__Task objective__.
Produce an exact copy of all the records.

__Data section__.
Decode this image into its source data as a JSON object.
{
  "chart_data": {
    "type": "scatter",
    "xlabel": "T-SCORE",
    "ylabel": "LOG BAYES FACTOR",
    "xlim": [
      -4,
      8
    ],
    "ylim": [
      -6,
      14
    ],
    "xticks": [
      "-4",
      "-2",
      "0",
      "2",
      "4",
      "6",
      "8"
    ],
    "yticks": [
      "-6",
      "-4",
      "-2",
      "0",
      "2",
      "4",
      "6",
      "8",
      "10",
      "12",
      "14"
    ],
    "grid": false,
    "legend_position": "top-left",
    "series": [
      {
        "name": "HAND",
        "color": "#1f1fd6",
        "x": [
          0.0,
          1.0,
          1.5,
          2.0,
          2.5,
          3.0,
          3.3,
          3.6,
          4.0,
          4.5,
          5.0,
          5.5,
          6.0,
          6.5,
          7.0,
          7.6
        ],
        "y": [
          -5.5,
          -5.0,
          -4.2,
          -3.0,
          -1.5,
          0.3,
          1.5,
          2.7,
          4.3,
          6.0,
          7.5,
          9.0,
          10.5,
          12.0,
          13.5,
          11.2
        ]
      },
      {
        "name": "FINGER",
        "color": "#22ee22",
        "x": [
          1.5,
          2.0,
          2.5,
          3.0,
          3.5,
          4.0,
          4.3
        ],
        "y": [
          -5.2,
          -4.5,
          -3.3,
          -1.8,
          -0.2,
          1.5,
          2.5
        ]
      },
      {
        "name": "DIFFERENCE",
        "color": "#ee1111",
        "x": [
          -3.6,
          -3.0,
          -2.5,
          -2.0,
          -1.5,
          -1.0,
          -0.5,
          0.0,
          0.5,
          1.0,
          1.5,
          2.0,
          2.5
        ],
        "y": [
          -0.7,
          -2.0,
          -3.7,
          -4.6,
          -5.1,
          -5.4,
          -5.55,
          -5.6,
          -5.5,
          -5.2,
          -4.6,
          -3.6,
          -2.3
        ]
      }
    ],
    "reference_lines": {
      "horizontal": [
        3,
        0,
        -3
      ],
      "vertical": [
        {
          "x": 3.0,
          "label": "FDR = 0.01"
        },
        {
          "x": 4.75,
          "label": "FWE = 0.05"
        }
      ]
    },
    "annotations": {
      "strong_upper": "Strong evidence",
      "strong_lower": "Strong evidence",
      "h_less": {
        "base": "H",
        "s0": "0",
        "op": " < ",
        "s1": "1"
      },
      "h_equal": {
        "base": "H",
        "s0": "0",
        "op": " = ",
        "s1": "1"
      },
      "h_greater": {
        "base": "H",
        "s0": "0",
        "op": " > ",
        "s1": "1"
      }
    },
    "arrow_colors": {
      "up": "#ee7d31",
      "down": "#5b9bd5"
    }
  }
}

__Task result__.
Decode this image into its source data as a JSON object.
{
  "chart_data": {
    "type": "scatter",
    "xlabel": "T-SCORE",
    "ylabel": "LOG BAYES FACTOR",
    "xlim": [
      -4,
      8
    ],
    "ylim": [
      -6,
      14
    ],
    "xticks": [
      "-4",
      "-2",
      "0",
      "2",
      "4",
      "6",
      "8"
    ],
    "yticks": [
      "-6",
      "-4",
      "-2",
      "0",
      "2",
      "4",
      "6",
      "8",
      "10",
      "12",
      "14"
    ],
    "grid": false,
    "legend_position": "top-left",
    "series": [
      {
        "name": "HAND",
        "color": "#1f1fd6",
        "x": [
          0.0,
          1.0,
          1.5,
          2.0,
          2.5,
          3.0,
          3.3,
          3.6,
          4.0,
          4.5,
          5.0,
          5.5,
          6.0,
          6.5,
          7.0,
          7.6
        ],
        "y": [
          -5.5,
          -5.0,
          -4.2,
          -3.0,
          -1.5,
          0.3,
          1.5,
          2.7,
          4.3,
          6.0,
          7.5,
          9.0,
          10.5,
          12.0,
          13.5,
          11.2
        ]
      },
      {
        "name": "FINGER",
        "color": "#22ee22",
        "x": [
          1.5,
          2.0,
          2.5,
          3.0,
          3.5,
          4.0,
          4.3
        ],
        "y": [
          -5.2,
          -4.5,
          -3.3,
          -1.8,
          -0.2,
          1.5,
          2.5
        ]
      },
      {
        "name": "DIFFERENCE",
        "color": "#ee1111",
        "x": [
          -3.6,
          -3.0,
          -2.5,
          -2.0,
          -1.5,
          -1.0,
          -0.5,
          0.0,
          0.5,
          1.0,
          1.5,
          2.0,
          2.5
        ],
        "y": [
          -0.7,
          -2.0,
          -3.7,
          -4.6,
          -5.1,
          -5.4,
          -5.55,
          -5.6,
          -5.5,
          -5.2,
          -4.6,
          -3.6,
          -2.3
        ]
      }
    ],
    "reference_lines": {
      "horizontal": [
        3,
        0,
        -3
      ],
      "vertical": [
        {
          "x": 3.0,
          "label": "FDR = 0.01"
        },
        {
          "x": 4.75,
          "label": "FWE = 0.05"
        }
      ]
    },
    "annotations": {
      "strong_upper": "Strong evidence",
      "strong_lower": "Strong evidence",
      "h_less": {
        "base": "H",
        "s0": "0",
        "op": " < ",
        "s1": "1"
      },
      "h_equal": {
        "base": "H",
        "s0": "0",
        "op": " = ",
        "s1": "1"
      },
      "h_greater": {
        "base": "H",
        "s0": "0",
        "op": " > ",
        "s1": "1"
      }
    },
    "arrow_colors": {
      "up": "#ee7d31",
      "down": "#5b9bd5"
    }
  }
}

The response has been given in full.